> _INPUT MATERIAL_
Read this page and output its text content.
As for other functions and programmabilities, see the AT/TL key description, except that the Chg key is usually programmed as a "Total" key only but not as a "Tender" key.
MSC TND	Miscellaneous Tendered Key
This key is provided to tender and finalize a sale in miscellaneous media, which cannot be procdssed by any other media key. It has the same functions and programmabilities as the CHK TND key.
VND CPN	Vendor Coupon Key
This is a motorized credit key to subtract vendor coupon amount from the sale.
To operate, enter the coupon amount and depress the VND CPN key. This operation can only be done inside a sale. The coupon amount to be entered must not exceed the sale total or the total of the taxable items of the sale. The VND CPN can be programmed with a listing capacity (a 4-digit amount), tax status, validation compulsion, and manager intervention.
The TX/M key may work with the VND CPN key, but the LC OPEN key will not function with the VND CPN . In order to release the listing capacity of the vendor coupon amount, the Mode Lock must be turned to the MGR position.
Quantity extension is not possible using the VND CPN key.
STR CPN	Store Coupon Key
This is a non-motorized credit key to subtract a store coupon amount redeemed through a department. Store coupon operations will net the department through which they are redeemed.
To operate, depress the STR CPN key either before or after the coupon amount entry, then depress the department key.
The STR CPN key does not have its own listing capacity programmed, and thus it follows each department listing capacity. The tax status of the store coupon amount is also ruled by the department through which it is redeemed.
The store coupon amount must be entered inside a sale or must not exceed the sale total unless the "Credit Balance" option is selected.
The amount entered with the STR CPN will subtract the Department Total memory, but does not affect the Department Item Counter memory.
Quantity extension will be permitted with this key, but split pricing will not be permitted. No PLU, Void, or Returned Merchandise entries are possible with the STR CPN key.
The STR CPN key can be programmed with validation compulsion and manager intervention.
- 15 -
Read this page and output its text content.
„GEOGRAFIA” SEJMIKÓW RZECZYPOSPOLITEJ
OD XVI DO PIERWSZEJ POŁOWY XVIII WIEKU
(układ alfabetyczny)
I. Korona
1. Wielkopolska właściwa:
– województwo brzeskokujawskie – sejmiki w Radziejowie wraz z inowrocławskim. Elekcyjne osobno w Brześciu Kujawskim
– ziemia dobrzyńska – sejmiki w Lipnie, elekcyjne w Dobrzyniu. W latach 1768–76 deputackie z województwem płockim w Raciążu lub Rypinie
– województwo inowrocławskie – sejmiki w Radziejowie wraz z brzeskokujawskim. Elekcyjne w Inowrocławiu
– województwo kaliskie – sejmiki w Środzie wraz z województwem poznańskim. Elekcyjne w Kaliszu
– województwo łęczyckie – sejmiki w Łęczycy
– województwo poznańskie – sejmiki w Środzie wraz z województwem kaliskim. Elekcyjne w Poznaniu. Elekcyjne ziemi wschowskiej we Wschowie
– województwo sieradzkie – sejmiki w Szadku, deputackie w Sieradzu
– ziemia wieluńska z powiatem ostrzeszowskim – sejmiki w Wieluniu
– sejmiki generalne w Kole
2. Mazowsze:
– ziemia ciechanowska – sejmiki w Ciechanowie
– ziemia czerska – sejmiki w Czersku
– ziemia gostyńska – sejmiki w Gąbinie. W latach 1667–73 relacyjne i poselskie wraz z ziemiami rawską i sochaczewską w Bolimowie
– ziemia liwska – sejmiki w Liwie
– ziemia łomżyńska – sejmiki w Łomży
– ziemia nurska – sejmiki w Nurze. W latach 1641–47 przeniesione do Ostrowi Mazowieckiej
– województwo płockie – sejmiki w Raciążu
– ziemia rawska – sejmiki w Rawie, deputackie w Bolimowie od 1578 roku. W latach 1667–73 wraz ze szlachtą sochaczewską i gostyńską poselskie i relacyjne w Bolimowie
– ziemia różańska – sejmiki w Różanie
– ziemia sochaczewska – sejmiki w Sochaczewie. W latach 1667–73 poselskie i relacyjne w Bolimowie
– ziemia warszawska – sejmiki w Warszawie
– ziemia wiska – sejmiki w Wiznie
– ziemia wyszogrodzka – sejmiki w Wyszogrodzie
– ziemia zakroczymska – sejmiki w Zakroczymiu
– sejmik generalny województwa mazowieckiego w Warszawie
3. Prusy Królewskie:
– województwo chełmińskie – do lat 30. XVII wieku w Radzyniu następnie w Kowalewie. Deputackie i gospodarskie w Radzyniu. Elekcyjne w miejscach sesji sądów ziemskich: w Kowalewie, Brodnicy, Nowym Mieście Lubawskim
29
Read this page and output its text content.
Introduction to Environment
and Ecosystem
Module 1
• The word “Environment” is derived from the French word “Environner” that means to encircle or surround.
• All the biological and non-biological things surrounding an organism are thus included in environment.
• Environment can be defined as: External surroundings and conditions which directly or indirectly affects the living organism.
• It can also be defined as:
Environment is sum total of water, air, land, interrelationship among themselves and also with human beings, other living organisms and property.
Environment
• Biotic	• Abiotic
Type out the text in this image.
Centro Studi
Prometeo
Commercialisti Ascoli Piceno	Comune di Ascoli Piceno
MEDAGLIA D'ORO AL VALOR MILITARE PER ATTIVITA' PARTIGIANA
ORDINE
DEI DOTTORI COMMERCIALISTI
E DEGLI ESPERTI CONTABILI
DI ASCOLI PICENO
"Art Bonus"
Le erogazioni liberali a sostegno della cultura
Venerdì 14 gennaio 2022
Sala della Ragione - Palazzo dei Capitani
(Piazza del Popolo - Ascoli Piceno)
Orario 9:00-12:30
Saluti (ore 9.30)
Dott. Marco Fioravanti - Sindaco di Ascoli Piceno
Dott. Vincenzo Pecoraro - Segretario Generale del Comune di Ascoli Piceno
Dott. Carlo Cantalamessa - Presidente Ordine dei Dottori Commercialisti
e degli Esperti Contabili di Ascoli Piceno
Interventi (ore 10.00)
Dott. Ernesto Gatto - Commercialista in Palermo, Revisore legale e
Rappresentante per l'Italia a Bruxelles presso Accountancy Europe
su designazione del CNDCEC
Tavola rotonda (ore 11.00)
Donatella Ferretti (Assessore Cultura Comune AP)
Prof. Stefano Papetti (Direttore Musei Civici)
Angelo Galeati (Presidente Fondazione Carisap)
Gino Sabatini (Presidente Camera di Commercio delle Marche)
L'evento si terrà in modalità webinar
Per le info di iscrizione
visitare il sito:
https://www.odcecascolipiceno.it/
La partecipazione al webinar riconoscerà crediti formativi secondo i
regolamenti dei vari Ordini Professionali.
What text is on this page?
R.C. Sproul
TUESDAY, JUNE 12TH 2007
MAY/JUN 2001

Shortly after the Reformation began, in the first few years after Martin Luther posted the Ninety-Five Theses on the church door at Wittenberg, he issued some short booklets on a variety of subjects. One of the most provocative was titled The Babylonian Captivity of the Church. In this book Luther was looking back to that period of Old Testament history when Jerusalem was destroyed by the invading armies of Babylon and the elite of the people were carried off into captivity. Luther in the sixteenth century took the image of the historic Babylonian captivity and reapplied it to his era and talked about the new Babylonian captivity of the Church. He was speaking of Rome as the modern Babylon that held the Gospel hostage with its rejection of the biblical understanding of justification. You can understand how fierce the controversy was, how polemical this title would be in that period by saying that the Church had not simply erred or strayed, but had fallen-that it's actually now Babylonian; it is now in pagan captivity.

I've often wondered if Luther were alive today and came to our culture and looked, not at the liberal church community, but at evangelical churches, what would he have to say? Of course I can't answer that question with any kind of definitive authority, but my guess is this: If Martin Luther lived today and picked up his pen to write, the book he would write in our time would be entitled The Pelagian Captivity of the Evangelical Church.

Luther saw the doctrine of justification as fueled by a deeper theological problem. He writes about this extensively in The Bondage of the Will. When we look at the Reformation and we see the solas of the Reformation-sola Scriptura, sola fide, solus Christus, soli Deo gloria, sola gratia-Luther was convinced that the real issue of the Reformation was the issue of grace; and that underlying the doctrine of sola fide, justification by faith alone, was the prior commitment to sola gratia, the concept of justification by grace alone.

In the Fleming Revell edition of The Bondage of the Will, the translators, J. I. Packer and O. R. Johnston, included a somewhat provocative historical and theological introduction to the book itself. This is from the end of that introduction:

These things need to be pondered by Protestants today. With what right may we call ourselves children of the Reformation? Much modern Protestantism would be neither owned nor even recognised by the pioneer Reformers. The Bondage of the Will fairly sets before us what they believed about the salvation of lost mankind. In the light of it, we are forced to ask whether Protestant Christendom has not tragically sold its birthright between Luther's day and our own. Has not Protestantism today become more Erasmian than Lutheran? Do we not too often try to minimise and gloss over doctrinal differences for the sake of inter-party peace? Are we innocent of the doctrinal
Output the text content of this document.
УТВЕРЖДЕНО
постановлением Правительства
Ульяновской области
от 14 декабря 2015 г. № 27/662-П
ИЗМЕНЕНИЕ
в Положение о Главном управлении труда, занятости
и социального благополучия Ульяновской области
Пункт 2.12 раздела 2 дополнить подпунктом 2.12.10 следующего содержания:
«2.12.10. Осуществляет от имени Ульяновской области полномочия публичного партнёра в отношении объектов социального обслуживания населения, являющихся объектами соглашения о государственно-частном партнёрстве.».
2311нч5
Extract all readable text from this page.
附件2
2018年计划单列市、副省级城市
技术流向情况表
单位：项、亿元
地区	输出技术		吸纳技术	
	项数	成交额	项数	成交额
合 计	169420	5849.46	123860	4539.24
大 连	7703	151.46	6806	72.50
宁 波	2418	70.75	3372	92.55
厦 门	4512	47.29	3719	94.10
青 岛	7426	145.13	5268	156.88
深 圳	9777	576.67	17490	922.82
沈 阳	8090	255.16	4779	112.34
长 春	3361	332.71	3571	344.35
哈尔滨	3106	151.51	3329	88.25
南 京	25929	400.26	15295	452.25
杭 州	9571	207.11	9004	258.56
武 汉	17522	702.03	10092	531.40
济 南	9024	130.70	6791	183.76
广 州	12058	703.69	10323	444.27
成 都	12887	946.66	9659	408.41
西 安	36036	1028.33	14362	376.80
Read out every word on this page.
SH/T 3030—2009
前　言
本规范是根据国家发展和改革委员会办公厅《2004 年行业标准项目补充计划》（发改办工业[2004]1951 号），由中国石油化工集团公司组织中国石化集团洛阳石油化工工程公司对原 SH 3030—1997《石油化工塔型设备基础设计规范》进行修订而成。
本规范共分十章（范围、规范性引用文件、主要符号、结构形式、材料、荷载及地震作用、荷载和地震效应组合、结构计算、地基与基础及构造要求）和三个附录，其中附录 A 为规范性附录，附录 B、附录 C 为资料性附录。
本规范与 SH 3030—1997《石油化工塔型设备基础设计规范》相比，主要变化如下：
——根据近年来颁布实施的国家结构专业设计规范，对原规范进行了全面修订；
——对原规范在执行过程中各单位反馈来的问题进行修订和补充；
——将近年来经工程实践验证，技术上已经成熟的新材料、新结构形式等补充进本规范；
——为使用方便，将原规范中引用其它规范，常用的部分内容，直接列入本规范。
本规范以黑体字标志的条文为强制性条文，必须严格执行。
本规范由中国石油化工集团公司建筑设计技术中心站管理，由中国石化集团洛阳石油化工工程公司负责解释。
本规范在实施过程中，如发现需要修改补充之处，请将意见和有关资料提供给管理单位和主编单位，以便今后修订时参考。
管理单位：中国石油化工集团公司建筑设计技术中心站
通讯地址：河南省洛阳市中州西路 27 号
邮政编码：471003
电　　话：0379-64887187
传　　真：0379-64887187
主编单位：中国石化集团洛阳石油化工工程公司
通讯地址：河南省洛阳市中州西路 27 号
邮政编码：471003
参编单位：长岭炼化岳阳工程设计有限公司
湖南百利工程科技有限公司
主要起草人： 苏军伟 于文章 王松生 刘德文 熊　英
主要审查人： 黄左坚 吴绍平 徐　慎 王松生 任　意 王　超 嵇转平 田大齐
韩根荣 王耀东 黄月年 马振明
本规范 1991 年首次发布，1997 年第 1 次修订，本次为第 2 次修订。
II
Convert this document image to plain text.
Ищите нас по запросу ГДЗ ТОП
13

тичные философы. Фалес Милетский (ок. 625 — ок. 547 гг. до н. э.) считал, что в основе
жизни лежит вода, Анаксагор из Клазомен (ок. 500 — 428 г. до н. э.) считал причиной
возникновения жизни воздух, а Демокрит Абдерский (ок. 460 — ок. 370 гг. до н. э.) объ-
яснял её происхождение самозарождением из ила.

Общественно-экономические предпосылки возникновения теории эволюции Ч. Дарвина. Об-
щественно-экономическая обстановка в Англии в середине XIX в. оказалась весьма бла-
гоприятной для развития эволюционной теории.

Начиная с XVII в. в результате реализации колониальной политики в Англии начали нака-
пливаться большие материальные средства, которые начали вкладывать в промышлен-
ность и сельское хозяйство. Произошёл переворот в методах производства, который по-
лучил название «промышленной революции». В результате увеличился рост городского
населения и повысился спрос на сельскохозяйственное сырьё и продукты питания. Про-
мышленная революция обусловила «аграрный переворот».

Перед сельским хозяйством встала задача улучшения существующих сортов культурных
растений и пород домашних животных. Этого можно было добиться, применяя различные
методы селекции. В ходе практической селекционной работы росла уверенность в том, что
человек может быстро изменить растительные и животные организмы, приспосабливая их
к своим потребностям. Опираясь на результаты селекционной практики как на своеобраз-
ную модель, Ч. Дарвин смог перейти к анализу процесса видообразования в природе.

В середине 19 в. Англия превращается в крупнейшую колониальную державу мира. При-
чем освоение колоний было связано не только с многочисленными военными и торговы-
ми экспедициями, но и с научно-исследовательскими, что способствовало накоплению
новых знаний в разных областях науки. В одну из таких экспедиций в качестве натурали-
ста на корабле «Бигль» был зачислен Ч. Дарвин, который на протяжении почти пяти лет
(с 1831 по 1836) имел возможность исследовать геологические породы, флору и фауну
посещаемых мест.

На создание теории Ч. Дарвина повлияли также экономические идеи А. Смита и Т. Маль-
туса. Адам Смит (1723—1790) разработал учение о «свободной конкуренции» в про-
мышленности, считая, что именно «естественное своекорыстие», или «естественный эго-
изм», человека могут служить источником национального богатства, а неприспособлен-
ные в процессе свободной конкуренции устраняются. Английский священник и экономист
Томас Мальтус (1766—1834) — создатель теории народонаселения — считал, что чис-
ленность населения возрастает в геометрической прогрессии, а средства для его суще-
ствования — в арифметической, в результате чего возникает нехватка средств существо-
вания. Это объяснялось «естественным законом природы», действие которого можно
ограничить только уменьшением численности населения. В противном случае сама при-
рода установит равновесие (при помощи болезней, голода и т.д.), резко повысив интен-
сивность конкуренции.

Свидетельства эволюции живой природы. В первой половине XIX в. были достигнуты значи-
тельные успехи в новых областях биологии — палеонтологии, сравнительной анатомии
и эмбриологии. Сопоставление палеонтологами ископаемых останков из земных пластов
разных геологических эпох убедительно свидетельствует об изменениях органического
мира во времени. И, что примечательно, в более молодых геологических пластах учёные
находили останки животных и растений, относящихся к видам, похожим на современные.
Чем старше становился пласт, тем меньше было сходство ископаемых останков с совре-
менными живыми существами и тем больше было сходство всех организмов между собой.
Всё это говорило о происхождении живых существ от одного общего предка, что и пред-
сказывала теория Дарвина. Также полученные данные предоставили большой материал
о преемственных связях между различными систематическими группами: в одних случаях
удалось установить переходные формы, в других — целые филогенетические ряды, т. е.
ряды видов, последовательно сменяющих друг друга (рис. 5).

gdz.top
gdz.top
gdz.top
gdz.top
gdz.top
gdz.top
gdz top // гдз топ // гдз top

> _WHAT IS NEEDED_
In the records above, find each line that holds the word "свободной"; copy all such lines.

> _SOLUTION BELOW_
туса. Адам Смит (1723—1790) разработал учение о «свободной конкуренции» в про-
ные в процессе свободной конкуренции устраняются. Английский священник и экономист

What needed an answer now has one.